Records
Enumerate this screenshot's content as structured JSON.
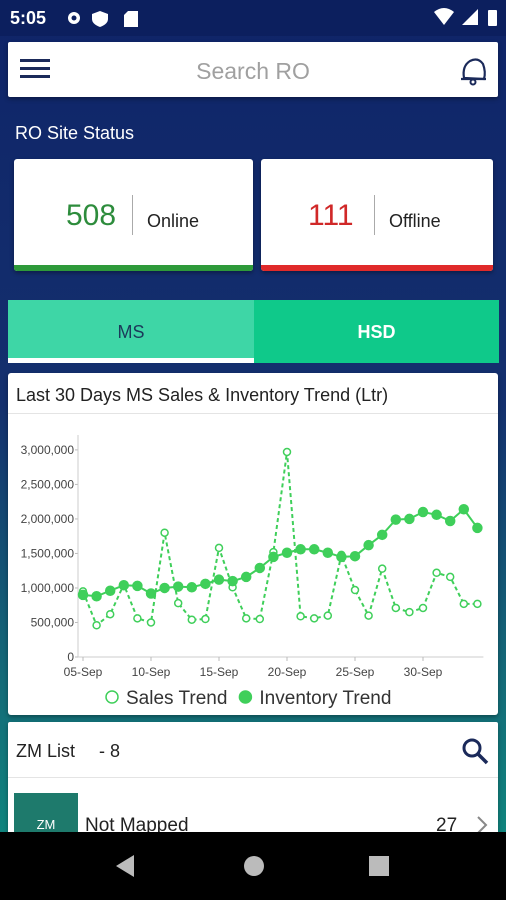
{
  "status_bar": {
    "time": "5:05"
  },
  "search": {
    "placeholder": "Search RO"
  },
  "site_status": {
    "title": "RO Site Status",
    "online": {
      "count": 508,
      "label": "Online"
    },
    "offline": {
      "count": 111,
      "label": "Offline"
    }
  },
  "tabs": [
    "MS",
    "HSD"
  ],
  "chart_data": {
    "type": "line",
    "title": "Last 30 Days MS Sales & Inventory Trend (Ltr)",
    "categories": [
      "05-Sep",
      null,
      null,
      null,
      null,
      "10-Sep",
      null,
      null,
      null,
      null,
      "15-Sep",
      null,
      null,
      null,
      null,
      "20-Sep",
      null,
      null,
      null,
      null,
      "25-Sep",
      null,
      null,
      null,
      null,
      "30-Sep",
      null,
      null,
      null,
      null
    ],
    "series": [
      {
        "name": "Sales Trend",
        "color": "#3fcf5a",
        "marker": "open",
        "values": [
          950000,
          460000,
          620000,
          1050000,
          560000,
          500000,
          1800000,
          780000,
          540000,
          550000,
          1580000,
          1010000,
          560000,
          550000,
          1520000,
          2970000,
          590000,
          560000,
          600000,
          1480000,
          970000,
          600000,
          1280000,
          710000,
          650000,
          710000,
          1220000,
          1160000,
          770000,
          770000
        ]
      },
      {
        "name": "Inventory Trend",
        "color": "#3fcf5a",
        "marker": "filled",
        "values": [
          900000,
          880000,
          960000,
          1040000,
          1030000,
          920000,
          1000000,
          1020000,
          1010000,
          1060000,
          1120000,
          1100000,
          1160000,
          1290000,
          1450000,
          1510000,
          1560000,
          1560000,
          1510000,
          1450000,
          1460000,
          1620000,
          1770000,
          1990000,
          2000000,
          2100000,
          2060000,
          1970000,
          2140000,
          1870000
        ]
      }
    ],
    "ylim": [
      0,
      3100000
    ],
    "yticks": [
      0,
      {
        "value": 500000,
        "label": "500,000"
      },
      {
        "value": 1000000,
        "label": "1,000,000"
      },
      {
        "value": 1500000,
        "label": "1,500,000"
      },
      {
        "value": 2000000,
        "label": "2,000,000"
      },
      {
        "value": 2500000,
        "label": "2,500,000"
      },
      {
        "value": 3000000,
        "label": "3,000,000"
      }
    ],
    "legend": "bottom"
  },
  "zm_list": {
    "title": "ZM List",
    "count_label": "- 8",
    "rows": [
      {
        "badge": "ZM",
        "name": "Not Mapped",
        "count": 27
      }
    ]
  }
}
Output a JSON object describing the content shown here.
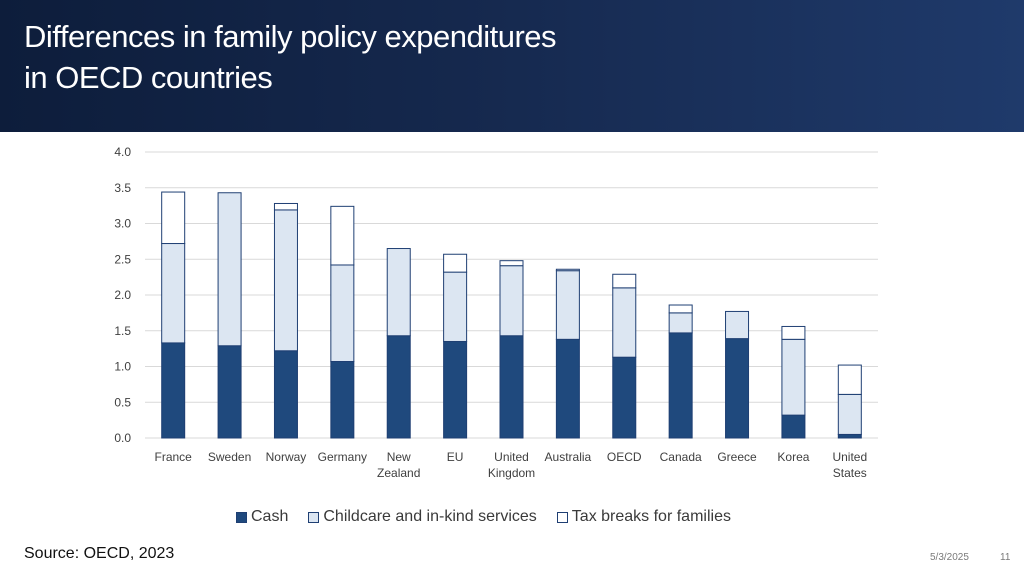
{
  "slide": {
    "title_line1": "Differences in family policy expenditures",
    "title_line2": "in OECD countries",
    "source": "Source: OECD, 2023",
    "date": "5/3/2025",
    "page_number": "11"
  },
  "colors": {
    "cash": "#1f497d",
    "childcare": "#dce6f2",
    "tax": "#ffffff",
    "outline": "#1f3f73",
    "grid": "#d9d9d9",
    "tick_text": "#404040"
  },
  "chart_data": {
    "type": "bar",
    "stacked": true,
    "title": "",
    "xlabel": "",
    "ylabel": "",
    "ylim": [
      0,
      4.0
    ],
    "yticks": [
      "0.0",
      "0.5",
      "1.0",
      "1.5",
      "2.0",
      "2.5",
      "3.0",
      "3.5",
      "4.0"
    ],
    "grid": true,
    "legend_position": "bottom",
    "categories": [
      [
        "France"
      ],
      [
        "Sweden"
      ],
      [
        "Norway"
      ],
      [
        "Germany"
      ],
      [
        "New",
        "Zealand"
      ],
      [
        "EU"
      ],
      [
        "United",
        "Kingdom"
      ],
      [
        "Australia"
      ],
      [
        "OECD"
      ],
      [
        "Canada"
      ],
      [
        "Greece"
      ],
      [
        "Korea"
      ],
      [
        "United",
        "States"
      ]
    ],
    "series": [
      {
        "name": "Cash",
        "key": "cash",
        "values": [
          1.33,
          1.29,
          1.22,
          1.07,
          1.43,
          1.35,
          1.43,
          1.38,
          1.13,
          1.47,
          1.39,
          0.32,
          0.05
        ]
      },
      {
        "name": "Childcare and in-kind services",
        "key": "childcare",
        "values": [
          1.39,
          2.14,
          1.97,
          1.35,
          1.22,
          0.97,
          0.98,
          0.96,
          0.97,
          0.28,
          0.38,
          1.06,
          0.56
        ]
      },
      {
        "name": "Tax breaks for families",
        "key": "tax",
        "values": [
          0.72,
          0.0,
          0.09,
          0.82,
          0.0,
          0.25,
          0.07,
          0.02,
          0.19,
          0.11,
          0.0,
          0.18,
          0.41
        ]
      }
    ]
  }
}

EXERCISE:
Repeat the listing in full and exactly. Leave any pictures out.

OUTPUT OF THE EXERCISE:
Enumerate this screenshot's content as structured JSON.
{
  "status_bar": {
    "time": "5:05"
  },
  "search": {
    "placeholder": "Search RO"
  },
  "site_status": {
    "title": "RO Site Status",
    "online": {
      "count": 508,
      "label": "Online"
    },
    "offline": {
      "count": 111,
      "label": "Offline"
    }
  },
  "tabs": [
    "MS",
    "HSD"
  ],
  "chart_data": {
    "type": "line",
    "title": "Last 30 Days MS Sales & Inventory Trend (Ltr)",
    "categories": [
      "05-Sep",
      null,
      null,
      null,
      null,
      "10-Sep",
      null,
      null,
      null,
      null,
      "15-Sep",
      null,
      null,
      null,
      null,
      "20-Sep",
      null,
      null,
      null,
      null,
      "25-Sep",
      null,
      null,
      null,
      null,
      "30-Sep",
      null,
      null,
      null,
      null
    ],
    "series": [
      {
        "name": "Sales Trend",
        "color": "#3fcf5a",
        "marker": "open",
        "values": [
          950000,
          460000,
          620000,
          1050000,
          560000,
          500000,
          1800000,
          780000,
          540000,
          550000,
          1580000,
          1010000,
          560000,
          550000,
          1520000,
          2970000,
          590000,
          560000,
          600000,
          1480000,
          970000,
          600000,
          1280000,
          710000,
          650000,
          710000,
          1220000,
          1160000,
          770000,
          770000
        ]
      },
      {
        "name": "Inventory Trend",
        "color": "#3fcf5a",
        "marker": "filled",
        "values": [
          900000,
          880000,
          960000,
          1040000,
          1030000,
          920000,
          1000000,
          1020000,
          1010000,
          1060000,
          1120000,
          1100000,
          1160000,
          1290000,
          1450000,
          1510000,
          1560000,
          1560000,
          1510000,
          1450000,
          1460000,
          1620000,
          1770000,
          1990000,
          2000000,
          2100000,
          2060000,
          1970000,
          2140000,
          1870000
        ]
      }
    ],
    "ylim": [
      0,
      3100000
    ],
    "yticks": [
      0,
      {
        "value": 500000,
        "label": "500,000"
      },
      {
        "value": 1000000,
        "label": "1,000,000"
      },
      {
        "value": 1500000,
        "label": "1,500,000"
      },
      {
        "value": 2000000,
        "label": "2,000,000"
      },
      {
        "value": 2500000,
        "label": "2,500,000"
      },
      {
        "value": 3000000,
        "label": "3,000,000"
      }
    ],
    "legend": "bottom"
  },
  "zm_list": {
    "title": "ZM List",
    "count_label": "- 8",
    "rows": [
      {
        "badge": "ZM",
        "name": "Not Mapped",
        "count": 27
      }
    ]
  }
}
Output a JSON object describing the content shown here.
{
  "slide": {
    "title_line1": "Differences in family policy expenditures",
    "title_line2": "in OECD countries",
    "source": "Source: OECD, 2023",
    "date": "5/3/2025",
    "page_number": "11"
  },
  "colors": {
    "cash": "#1f497d",
    "childcare": "#dce6f2",
    "tax": "#ffffff",
    "outline": "#1f3f73",
    "grid": "#d9d9d9",
    "tick_text": "#404040"
  },
  "chart_data": {
    "type": "bar",
    "stacked": true,
    "title": "",
    "xlabel": "",
    "ylabel": "",
    "ylim": [
      0,
      4.0
    ],
    "yticks": [
      "0.0",
      "0.5",
      "1.0",
      "1.5",
      "2.0",
      "2.5",
      "3.0",
      "3.5",
      "4.0"
    ],
    "grid": true,
    "legend_position": "bottom",
    "categories": [
      [
        "France"
      ],
      [
        "Sweden"
      ],
      [
        "Norway"
      ],
      [
        "Germany"
      ],
      [
        "New",
        "Zealand"
      ],
      [
        "EU"
      ],
      [
        "United",
        "Kingdom"
      ],
      [
        "Australia"
      ],
      [
        "OECD"
      ],
      [
        "Canada"
      ],
      [
        "Greece"
      ],
      [
        "Korea"
      ],
      [
        "United",
        "States"
      ]
    ],
    "series": [
      {
        "name": "Cash",
        "key": "cash",
        "values": [
          1.33,
          1.29,
          1.22,
          1.07,
          1.43,
          1.35,
          1.43,
          1.38,
          1.13,
          1.47,
          1.39,
          0.32,
          0.05
        ]
      },
      {
        "name": "Childcare and in-kind services",
        "key": "childcare",
        "values": [
          1.39,
          2.14,
          1.97,
          1.35,
          1.22,
          0.97,
          0.98,
          0.96,
          0.97,
          0.28,
          0.38,
          1.06,
          0.56
        ]
      },
      {
        "name": "Tax breaks for families",
        "key": "tax",
        "values": [
          0.72,
          0.0,
          0.09,
          0.82,
          0.0,
          0.25,
          0.07,
          0.02,
          0.19,
          0.11,
          0.0,
          0.18,
          0.41
        ]
      }
    ]
  }
}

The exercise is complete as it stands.